◆ Exercise aim ◆
Give the number of lines in this listing that contain the word "level", and nothing else.

******************************

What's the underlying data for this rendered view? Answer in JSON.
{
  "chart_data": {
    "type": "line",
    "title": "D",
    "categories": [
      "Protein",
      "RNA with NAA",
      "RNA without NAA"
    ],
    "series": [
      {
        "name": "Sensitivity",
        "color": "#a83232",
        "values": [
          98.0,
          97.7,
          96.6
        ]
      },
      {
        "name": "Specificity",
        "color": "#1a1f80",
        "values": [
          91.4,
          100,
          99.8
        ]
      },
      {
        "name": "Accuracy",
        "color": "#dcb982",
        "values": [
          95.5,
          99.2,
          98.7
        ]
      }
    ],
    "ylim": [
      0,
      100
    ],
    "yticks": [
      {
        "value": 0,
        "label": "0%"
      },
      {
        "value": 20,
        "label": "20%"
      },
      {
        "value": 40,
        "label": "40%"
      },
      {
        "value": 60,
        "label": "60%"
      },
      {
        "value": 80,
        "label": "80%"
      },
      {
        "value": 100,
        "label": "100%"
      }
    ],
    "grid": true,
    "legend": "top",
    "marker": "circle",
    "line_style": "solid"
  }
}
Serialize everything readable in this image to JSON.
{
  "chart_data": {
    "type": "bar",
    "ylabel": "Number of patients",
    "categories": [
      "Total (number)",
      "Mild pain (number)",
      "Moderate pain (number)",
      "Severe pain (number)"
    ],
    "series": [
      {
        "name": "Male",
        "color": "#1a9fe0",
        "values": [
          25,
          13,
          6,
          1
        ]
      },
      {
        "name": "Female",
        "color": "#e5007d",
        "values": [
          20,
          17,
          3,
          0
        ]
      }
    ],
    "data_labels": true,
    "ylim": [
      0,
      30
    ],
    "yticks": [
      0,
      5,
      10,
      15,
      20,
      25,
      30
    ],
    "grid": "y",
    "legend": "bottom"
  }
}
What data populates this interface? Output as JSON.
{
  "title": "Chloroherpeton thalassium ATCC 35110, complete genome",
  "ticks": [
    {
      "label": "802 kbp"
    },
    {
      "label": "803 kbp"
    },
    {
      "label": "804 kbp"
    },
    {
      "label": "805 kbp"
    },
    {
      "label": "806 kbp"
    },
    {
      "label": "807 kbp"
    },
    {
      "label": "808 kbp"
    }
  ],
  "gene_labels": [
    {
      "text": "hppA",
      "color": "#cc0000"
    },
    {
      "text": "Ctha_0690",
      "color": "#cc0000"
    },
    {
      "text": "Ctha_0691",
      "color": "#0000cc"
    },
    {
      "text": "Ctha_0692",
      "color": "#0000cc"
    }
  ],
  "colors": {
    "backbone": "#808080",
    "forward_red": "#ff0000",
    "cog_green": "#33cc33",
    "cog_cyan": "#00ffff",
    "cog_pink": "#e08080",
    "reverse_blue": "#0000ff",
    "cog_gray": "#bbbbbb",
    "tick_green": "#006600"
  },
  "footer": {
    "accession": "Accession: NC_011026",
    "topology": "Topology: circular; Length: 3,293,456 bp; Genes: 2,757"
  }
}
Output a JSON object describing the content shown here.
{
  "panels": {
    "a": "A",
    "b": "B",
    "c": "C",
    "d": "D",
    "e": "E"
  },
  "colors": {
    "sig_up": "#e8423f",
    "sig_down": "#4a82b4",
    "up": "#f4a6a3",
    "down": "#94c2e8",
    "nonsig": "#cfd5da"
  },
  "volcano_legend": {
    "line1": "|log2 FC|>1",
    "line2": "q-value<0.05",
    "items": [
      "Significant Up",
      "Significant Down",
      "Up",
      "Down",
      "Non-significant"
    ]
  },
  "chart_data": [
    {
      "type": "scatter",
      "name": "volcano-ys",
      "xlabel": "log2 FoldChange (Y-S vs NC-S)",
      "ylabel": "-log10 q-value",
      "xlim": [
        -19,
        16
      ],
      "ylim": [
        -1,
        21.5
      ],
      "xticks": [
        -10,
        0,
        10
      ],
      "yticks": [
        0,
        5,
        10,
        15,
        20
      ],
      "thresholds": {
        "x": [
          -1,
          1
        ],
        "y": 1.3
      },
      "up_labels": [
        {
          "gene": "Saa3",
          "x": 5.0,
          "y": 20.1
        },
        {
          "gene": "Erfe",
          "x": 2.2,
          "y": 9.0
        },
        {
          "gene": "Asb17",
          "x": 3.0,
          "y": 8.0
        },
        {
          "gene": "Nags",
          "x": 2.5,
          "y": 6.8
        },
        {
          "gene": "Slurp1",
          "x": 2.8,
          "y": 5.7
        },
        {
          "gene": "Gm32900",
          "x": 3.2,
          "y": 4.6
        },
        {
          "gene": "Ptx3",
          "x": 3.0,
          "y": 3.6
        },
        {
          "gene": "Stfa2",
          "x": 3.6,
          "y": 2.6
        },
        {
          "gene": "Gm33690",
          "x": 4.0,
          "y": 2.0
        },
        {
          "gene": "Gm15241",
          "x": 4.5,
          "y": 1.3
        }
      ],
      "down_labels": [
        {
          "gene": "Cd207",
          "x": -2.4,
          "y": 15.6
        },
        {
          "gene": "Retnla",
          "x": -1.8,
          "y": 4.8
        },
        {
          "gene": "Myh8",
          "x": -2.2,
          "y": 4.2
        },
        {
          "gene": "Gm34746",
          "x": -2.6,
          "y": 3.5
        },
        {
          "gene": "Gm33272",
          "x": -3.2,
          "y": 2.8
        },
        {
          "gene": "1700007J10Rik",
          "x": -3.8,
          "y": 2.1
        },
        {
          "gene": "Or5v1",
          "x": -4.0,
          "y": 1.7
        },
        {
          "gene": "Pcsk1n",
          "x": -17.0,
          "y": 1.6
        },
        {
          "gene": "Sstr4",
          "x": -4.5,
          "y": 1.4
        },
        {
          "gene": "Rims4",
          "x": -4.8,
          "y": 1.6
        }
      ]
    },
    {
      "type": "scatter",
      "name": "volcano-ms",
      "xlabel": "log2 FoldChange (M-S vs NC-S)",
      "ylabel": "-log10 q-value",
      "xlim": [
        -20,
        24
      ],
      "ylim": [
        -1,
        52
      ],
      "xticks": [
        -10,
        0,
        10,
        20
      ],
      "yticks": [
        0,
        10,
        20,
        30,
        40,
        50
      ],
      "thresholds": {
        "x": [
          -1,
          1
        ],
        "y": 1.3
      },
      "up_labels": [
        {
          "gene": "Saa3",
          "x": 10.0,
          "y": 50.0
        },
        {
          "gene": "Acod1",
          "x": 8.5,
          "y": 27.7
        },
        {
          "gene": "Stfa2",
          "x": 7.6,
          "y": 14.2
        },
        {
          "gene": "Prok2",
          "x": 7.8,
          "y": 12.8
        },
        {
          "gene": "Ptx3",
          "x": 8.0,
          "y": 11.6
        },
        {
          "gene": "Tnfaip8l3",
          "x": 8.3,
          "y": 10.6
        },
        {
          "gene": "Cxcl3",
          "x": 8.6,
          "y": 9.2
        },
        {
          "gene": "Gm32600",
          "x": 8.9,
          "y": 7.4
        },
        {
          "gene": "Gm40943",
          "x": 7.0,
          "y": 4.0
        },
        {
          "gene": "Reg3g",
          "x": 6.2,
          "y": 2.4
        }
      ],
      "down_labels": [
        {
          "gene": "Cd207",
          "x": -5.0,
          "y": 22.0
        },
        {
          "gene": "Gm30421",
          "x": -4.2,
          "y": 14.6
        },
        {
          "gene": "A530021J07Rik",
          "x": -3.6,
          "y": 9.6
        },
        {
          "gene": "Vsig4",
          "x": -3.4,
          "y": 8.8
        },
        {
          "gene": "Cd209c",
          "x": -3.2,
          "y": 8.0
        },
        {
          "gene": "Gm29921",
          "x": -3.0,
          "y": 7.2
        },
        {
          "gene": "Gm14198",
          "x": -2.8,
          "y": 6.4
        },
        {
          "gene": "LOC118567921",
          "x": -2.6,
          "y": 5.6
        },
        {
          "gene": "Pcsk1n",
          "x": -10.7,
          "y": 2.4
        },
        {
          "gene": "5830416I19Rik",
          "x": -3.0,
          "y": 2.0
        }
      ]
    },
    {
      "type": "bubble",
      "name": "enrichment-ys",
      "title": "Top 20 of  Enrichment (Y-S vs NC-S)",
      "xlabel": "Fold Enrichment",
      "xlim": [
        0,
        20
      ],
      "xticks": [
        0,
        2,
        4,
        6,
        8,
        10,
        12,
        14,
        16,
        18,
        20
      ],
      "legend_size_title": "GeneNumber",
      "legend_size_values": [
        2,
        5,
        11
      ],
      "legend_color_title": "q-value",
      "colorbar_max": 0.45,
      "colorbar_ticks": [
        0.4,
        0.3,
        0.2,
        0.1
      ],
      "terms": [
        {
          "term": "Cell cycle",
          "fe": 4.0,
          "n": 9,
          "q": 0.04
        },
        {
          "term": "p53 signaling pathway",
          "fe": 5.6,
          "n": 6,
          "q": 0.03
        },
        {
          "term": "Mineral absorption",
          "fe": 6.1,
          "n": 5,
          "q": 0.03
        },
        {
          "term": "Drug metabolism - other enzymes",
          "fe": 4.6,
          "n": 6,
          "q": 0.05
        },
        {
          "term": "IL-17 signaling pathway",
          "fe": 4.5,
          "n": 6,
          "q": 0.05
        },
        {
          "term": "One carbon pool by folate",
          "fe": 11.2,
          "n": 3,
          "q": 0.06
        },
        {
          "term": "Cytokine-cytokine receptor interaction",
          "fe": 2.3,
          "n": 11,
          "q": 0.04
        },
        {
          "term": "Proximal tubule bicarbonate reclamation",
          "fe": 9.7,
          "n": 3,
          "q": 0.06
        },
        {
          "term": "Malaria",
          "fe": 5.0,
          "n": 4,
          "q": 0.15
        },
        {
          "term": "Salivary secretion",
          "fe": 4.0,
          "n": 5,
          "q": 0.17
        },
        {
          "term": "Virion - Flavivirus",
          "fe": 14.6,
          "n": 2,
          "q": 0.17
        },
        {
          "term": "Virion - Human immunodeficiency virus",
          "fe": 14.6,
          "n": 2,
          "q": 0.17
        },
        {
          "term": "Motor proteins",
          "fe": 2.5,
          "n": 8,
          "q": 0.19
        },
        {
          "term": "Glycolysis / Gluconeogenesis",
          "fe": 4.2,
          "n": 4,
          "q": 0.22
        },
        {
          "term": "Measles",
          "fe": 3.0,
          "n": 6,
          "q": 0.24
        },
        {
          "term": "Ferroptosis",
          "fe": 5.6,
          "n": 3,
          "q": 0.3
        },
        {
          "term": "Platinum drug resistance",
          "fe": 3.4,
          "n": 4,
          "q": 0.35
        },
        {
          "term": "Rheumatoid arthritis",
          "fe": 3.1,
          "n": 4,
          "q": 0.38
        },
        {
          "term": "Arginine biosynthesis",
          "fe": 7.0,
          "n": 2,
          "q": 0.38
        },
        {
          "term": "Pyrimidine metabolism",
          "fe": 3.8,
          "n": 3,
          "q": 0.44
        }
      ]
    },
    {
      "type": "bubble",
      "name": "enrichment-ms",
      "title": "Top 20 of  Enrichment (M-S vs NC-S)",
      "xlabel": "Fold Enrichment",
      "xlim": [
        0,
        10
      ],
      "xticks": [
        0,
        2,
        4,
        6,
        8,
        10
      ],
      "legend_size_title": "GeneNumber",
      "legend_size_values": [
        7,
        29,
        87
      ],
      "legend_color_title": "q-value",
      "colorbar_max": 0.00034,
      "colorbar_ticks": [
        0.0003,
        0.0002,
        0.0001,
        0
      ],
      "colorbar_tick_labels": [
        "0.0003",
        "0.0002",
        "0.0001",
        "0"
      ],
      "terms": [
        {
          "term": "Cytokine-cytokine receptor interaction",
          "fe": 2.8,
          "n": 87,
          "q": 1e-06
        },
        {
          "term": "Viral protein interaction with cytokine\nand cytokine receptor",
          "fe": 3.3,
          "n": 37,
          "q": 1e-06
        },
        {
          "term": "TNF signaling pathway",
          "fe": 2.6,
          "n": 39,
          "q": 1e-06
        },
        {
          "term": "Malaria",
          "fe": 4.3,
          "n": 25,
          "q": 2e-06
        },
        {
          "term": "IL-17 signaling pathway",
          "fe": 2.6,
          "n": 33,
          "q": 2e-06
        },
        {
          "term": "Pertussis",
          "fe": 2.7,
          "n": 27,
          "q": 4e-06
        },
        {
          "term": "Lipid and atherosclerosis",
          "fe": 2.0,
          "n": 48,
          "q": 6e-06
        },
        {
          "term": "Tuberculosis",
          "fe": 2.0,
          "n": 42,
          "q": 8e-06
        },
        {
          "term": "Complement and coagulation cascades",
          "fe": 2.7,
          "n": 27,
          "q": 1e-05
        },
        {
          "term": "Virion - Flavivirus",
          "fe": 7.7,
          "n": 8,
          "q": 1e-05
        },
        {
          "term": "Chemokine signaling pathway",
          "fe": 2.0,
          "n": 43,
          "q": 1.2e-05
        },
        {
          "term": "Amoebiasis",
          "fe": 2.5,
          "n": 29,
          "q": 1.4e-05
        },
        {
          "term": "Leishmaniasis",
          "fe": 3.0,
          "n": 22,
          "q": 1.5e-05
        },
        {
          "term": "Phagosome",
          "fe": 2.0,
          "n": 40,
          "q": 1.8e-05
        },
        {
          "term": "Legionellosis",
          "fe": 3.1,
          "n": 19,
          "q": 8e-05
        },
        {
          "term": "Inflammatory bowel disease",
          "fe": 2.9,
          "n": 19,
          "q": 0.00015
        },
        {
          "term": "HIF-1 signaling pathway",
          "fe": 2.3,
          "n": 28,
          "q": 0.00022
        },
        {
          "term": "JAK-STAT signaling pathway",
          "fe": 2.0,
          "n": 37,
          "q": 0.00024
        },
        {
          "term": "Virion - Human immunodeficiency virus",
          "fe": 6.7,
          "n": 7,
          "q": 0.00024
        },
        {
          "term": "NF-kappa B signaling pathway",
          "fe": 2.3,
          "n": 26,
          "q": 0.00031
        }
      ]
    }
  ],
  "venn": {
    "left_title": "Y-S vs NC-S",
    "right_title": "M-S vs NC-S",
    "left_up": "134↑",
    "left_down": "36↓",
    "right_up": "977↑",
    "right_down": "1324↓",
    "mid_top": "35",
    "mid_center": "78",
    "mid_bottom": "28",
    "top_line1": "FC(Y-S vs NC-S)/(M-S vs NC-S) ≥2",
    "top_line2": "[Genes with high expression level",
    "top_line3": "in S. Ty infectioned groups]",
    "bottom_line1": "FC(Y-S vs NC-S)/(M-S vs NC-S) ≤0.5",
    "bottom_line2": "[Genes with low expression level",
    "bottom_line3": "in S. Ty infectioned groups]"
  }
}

******************************

◆ Result ◆
2